-- BEGIN INFORMATION GIVEN --

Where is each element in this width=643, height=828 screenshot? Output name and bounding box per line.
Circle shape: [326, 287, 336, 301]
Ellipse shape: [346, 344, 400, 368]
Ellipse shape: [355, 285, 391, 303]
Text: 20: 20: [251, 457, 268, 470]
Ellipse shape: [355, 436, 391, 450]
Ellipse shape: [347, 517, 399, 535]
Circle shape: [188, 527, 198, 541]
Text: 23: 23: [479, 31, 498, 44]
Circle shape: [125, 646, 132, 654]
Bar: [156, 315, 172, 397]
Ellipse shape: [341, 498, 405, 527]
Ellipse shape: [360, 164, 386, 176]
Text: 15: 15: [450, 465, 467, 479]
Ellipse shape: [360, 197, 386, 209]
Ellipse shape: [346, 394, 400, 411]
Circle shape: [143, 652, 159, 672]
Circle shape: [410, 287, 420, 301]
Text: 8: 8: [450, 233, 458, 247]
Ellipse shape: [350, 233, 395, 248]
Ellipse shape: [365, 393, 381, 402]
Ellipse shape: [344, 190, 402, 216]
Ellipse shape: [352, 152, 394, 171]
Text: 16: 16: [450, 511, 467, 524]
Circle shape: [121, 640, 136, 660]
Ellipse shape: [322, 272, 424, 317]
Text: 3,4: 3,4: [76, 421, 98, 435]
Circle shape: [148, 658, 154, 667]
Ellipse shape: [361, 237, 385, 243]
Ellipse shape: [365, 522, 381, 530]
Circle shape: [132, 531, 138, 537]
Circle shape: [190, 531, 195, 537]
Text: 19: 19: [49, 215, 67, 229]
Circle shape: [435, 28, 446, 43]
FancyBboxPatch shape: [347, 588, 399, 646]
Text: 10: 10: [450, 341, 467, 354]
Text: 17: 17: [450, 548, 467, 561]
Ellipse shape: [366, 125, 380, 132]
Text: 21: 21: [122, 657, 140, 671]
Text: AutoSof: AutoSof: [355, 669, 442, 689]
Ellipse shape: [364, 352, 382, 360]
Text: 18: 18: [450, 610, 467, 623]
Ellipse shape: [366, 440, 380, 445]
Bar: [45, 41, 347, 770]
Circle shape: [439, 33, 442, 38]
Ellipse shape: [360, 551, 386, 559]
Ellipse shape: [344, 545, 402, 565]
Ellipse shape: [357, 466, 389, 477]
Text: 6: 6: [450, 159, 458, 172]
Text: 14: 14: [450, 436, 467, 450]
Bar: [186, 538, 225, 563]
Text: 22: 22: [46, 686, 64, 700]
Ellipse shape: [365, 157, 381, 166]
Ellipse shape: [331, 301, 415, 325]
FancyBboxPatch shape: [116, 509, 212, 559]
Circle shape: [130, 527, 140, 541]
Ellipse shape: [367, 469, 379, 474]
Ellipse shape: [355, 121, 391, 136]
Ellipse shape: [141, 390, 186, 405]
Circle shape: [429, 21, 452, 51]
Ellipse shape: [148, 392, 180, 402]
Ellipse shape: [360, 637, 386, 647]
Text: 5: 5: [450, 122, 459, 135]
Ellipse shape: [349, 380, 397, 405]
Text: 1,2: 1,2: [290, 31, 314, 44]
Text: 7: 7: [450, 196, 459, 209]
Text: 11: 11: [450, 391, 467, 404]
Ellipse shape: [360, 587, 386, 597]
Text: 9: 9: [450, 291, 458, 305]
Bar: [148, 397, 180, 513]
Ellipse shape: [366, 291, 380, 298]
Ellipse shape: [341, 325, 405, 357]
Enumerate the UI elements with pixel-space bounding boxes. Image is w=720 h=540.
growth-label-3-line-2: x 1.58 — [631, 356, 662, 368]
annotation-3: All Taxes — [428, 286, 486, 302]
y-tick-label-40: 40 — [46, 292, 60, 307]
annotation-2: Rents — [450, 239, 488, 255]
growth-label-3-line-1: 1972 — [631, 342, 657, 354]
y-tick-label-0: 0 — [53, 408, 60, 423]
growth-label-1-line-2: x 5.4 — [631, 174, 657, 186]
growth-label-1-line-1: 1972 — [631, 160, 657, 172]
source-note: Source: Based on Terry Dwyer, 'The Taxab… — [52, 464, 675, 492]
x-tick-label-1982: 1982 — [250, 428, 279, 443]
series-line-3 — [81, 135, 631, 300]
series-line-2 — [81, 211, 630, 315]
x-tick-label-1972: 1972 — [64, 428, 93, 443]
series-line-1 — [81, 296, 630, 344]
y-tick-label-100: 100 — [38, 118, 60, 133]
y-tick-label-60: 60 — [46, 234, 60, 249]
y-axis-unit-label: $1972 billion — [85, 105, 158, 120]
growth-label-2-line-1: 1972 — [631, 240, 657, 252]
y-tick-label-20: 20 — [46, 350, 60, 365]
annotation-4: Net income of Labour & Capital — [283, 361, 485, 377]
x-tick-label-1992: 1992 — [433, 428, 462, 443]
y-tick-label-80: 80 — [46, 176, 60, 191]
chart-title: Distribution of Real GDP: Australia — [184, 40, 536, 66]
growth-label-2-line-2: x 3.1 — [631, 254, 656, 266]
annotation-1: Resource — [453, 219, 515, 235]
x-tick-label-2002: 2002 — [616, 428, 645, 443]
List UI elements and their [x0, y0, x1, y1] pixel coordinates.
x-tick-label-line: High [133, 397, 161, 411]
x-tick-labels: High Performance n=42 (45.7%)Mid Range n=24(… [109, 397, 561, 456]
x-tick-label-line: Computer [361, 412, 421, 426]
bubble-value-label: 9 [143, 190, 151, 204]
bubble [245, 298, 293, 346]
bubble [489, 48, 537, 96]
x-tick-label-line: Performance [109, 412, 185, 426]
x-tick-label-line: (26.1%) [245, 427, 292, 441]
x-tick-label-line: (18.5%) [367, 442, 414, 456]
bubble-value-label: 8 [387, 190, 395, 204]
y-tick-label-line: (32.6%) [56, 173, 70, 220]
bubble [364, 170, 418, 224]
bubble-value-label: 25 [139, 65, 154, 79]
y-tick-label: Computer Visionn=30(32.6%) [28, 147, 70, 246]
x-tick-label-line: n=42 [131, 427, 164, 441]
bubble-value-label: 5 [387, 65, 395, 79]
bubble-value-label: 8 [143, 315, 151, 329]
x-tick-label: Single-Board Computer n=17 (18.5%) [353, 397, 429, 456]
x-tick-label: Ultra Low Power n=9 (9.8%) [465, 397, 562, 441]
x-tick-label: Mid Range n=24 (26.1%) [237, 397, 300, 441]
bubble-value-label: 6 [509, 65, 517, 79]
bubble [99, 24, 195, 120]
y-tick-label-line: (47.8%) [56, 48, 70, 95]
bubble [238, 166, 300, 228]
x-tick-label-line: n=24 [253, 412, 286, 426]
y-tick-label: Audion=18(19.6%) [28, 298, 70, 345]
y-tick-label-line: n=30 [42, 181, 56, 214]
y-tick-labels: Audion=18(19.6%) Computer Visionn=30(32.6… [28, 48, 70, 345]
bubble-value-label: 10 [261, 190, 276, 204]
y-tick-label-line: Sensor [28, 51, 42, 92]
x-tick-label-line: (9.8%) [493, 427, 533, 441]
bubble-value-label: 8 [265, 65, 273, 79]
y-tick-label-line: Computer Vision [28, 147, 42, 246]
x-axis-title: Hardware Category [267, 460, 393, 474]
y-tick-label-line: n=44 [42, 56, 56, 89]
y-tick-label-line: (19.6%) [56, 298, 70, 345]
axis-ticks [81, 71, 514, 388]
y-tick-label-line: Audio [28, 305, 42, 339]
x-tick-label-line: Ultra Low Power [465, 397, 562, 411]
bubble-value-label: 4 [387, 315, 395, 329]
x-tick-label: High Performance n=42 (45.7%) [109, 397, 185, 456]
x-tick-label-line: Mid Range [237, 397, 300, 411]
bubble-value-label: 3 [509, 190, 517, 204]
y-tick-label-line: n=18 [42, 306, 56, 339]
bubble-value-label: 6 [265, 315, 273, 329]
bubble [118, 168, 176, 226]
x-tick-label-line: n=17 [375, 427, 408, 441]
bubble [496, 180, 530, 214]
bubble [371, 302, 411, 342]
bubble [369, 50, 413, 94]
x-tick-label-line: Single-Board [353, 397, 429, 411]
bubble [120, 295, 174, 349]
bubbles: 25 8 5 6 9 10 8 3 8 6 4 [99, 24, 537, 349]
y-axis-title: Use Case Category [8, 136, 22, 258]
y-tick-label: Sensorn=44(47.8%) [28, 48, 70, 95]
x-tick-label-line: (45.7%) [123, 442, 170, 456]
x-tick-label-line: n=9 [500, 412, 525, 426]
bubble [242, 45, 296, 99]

-- END INFORMATION GIVEN --

▶ **WHAT YOU WILL DO**
Copy the lines from the start of the records through the line containing "Ellipse shape: [341, 498, 405, 527]", both ends included, without any changes.

▶ **WORKED ANSWER**
Where is each element in this width=643, height=828 screenshot? Output name and bounding box per line.
Circle shape: [326, 287, 336, 301]
Ellipse shape: [346, 344, 400, 368]
Ellipse shape: [355, 285, 391, 303]
Text: 20: 20: [251, 457, 268, 470]
Ellipse shape: [355, 436, 391, 450]
Ellipse shape: [347, 517, 399, 535]
Circle shape: [188, 527, 198, 541]
Text: 23: 23: [479, 31, 498, 44]
Circle shape: [125, 646, 132, 654]
Bar: [156, 315, 172, 397]
Ellipse shape: [341, 498, 405, 527]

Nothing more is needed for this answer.